▼
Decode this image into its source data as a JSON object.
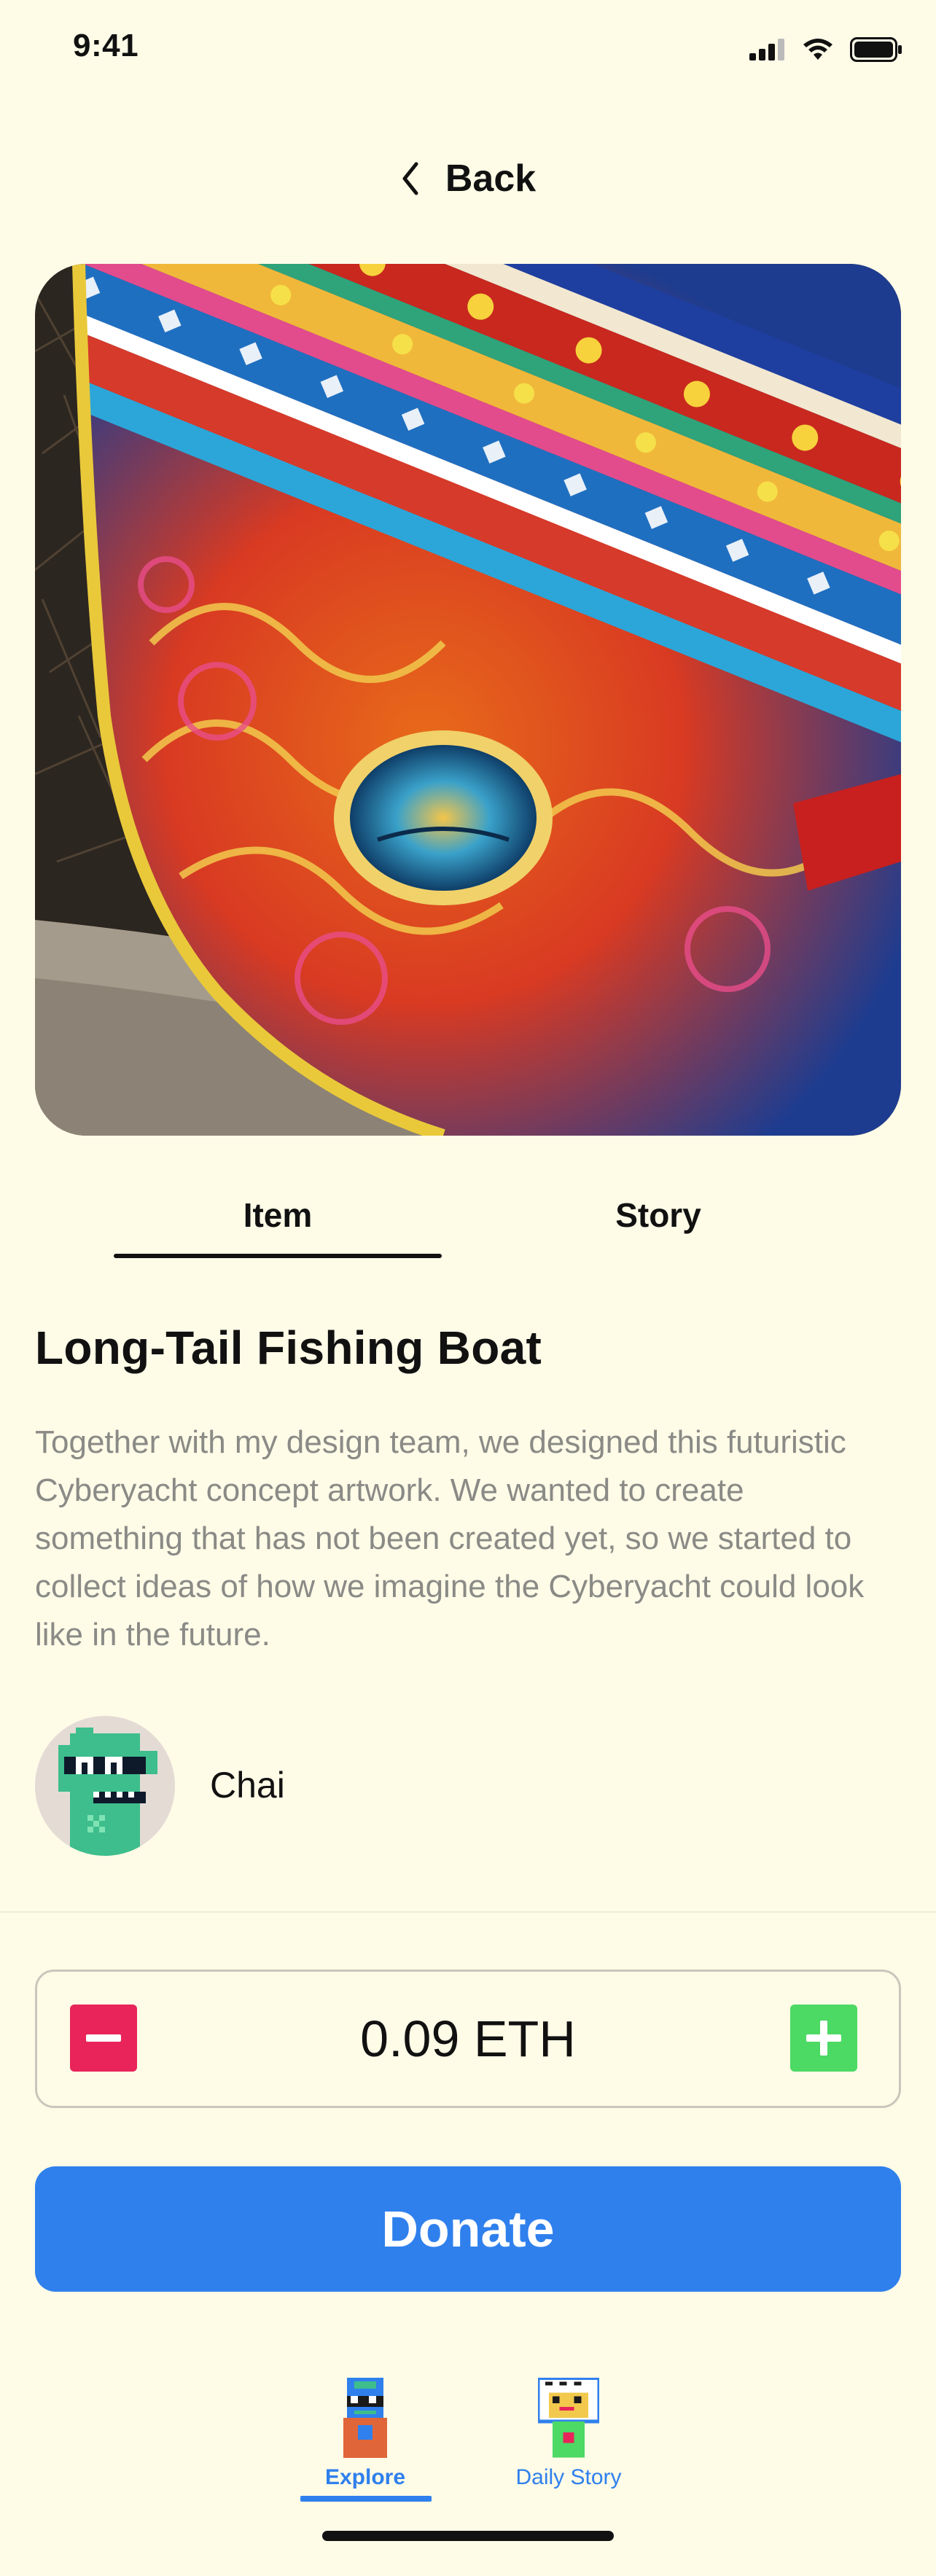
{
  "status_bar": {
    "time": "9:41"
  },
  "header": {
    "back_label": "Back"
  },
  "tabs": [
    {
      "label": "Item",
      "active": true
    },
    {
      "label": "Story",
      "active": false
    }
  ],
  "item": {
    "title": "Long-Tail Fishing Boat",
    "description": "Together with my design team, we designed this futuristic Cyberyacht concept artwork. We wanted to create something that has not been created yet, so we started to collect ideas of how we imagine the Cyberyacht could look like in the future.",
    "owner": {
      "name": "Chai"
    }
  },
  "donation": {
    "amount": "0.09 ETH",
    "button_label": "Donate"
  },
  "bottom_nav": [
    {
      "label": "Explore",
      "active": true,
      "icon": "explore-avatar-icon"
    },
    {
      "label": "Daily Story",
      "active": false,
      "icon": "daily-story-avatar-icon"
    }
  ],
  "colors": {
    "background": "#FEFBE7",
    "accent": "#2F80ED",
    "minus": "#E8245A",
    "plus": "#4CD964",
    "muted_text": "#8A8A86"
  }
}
▲
PROBLEM →
Without the pictures, restate all the entries above exactly.

SOLUTION FOR THIS PROBLEM →
Decode this image into its source data as a JSON object.
{
  "status_bar": {
    "time": "9:41"
  },
  "header": {
    "back_label": "Back"
  },
  "tabs": [
    {
      "label": "Item",
      "active": true
    },
    {
      "label": "Story",
      "active": false
    }
  ],
  "item": {
    "title": "Long-Tail Fishing Boat",
    "description": "Together with my design team, we designed this futuristic Cyberyacht concept artwork. We wanted to create something that has not been created yet, so we started to collect ideas of how we imagine the Cyberyacht could look like in the future.",
    "owner": {
      "name": "Chai"
    }
  },
  "donation": {
    "amount": "0.09 ETH",
    "button_label": "Donate"
  },
  "bottom_nav": [
    {
      "label": "Explore",
      "active": true,
      "icon": "explore-avatar-icon"
    },
    {
      "label": "Daily Story",
      "active": false,
      "icon": "daily-story-avatar-icon"
    }
  ],
  "colors": {
    "background": "#FEFBE7",
    "accent": "#2F80ED",
    "minus": "#E8245A",
    "plus": "#4CD964",
    "muted_text": "#8A8A86"
  }
}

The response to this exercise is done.